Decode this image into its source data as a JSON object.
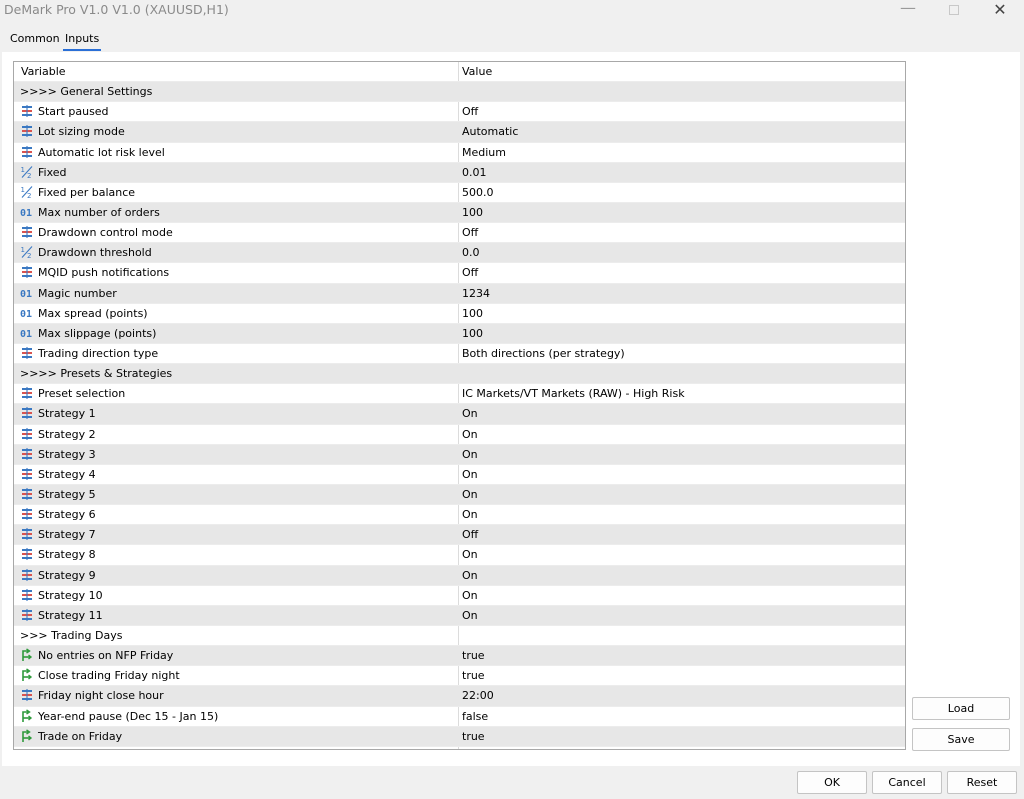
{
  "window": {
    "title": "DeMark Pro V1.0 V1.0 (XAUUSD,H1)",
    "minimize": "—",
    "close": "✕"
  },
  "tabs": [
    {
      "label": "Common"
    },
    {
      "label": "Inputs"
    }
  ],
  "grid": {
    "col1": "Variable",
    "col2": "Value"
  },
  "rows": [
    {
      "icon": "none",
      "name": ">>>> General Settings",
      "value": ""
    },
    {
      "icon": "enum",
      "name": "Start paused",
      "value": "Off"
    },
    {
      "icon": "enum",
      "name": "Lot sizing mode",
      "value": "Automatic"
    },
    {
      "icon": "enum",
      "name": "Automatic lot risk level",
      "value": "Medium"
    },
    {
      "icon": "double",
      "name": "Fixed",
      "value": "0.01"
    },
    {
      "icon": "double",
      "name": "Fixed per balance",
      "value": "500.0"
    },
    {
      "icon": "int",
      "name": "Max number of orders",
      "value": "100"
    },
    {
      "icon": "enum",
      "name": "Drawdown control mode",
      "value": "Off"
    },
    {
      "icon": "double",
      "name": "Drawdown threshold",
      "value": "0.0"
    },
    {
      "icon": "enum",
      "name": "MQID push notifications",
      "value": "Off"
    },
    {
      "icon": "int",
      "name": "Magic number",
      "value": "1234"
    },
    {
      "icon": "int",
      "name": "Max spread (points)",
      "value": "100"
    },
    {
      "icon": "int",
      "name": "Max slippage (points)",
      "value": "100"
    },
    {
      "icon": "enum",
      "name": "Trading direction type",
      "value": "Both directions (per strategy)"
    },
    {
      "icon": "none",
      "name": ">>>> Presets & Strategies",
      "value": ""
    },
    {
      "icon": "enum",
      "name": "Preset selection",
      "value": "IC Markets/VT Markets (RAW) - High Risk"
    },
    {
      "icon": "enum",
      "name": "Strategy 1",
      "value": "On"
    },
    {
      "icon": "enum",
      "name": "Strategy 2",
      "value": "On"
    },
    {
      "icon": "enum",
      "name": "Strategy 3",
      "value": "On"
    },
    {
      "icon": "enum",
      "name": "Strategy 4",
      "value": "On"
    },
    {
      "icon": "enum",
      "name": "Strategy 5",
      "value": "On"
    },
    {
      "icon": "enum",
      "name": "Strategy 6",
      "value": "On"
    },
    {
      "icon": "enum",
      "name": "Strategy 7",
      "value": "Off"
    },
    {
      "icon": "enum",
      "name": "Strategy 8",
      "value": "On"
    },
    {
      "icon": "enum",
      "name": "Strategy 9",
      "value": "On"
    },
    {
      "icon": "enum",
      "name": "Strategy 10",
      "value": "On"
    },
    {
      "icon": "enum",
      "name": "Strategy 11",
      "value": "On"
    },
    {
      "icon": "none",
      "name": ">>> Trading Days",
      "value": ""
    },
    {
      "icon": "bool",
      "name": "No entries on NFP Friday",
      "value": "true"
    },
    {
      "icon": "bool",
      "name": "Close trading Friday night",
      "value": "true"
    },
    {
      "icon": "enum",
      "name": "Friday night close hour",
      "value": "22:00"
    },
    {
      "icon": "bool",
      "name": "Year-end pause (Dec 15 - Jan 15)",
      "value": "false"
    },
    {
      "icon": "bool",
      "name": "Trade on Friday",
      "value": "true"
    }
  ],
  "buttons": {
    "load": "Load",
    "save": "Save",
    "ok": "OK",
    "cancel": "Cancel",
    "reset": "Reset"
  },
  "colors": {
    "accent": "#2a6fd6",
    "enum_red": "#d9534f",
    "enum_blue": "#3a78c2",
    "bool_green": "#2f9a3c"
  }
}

+ + + +

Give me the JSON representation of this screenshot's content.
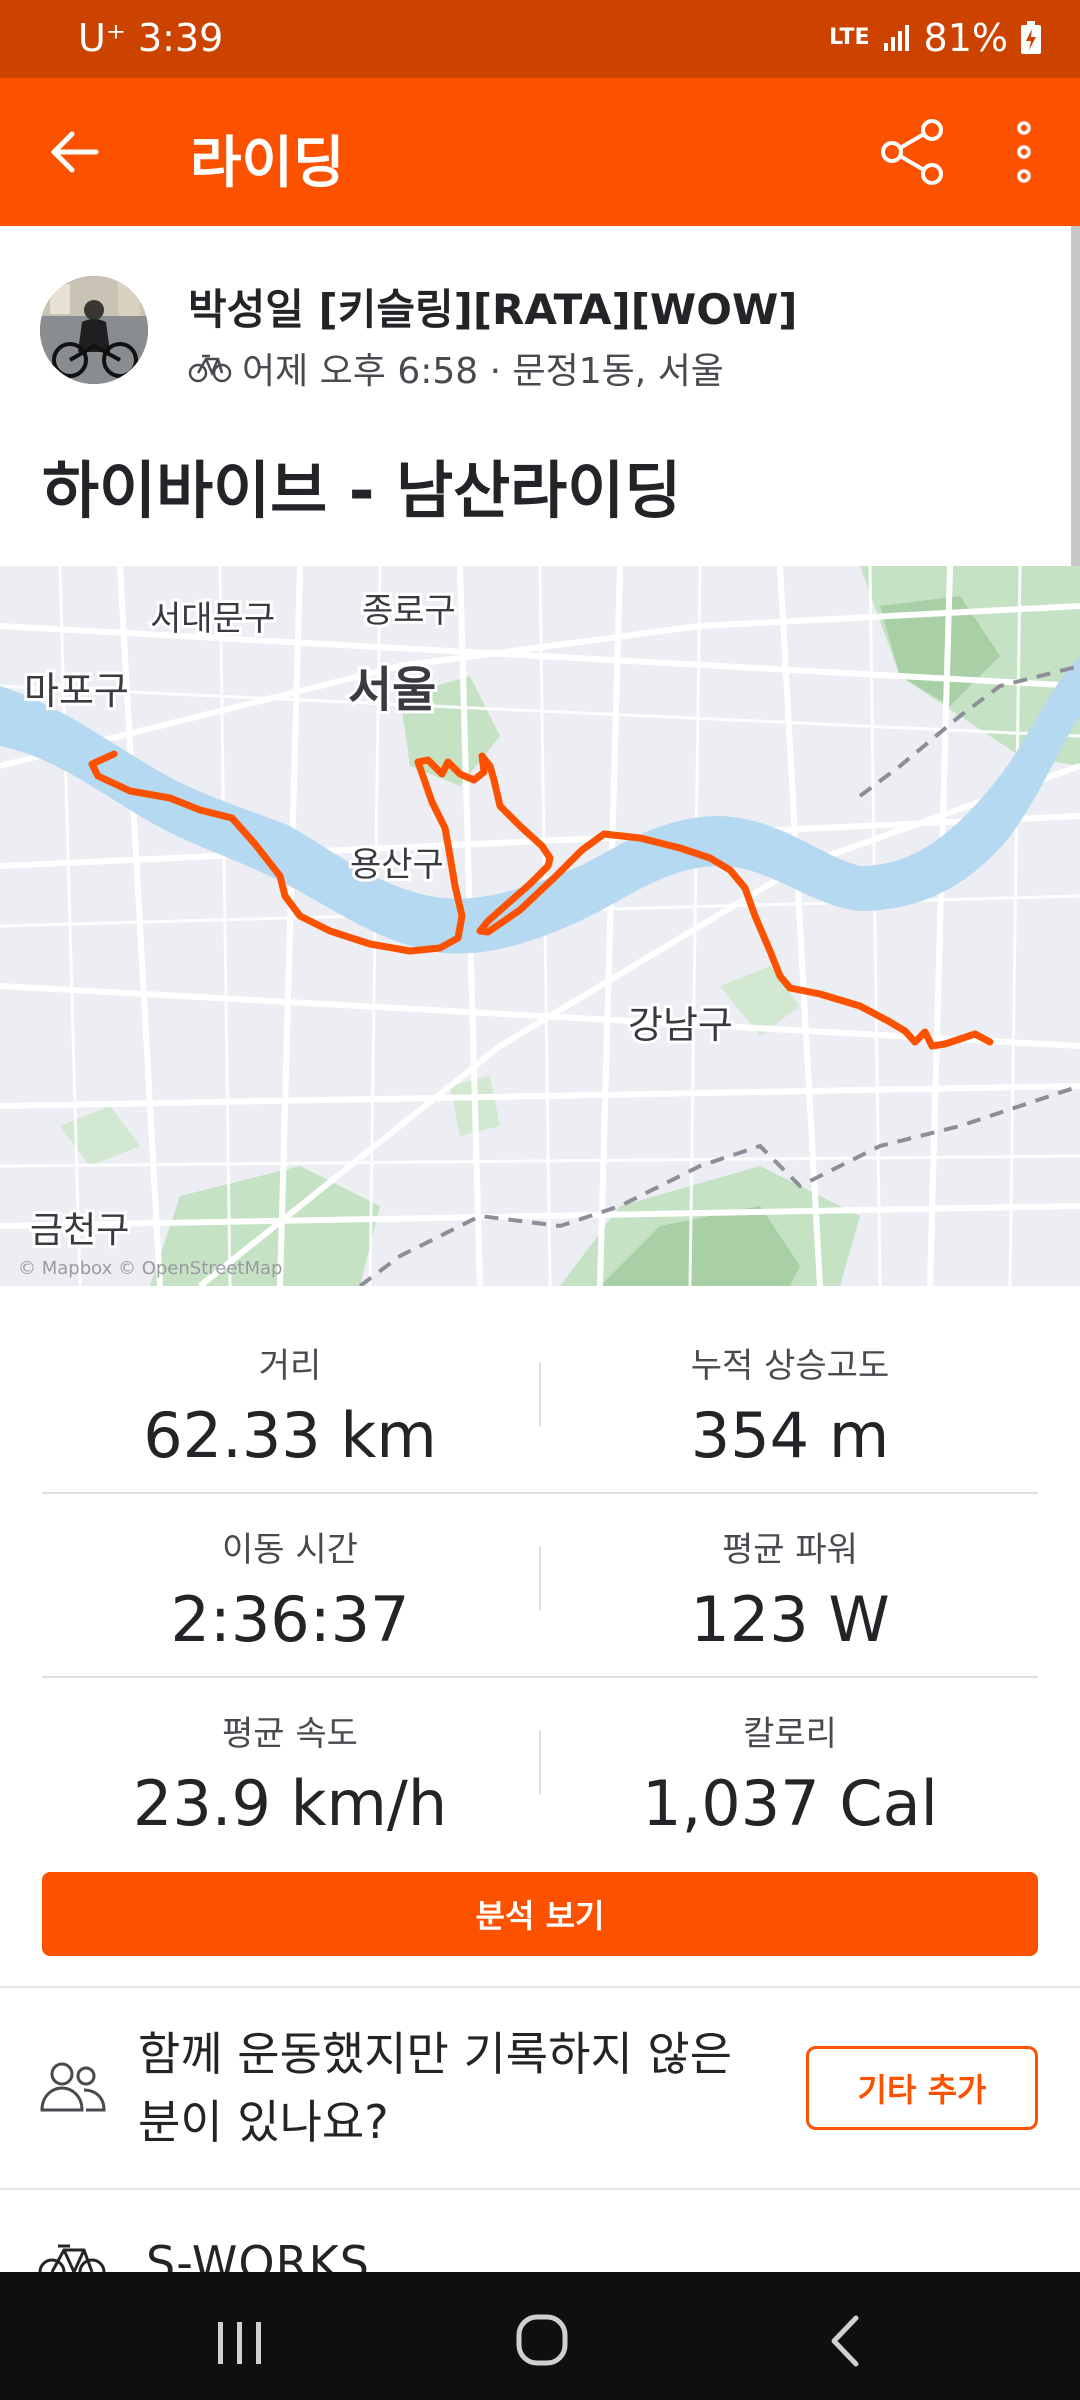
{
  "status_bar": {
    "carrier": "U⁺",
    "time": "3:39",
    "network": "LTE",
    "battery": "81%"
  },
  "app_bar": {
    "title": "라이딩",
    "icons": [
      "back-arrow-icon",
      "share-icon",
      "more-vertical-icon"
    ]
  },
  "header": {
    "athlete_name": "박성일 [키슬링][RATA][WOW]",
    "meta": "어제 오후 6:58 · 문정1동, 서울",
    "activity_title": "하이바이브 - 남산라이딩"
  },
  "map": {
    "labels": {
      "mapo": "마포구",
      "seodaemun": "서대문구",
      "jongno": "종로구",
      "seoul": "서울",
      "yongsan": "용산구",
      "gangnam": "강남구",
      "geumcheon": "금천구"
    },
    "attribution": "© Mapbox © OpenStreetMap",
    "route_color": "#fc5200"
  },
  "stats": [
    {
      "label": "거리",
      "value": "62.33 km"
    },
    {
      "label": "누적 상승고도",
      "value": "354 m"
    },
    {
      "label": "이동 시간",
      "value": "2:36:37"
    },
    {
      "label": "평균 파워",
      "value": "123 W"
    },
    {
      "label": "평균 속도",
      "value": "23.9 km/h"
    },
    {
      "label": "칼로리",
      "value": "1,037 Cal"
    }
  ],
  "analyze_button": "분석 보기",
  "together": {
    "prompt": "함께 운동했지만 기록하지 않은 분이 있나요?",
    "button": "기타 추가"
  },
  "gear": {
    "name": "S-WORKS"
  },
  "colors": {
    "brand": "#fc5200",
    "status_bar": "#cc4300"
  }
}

+ + + +

TASK GOAL - Identify the lines above that contain the word "Automatic", then copy them.

RESPONSE TO THE TASK -
      "value": "Automatic"
      "name": "Automatic lot risk level",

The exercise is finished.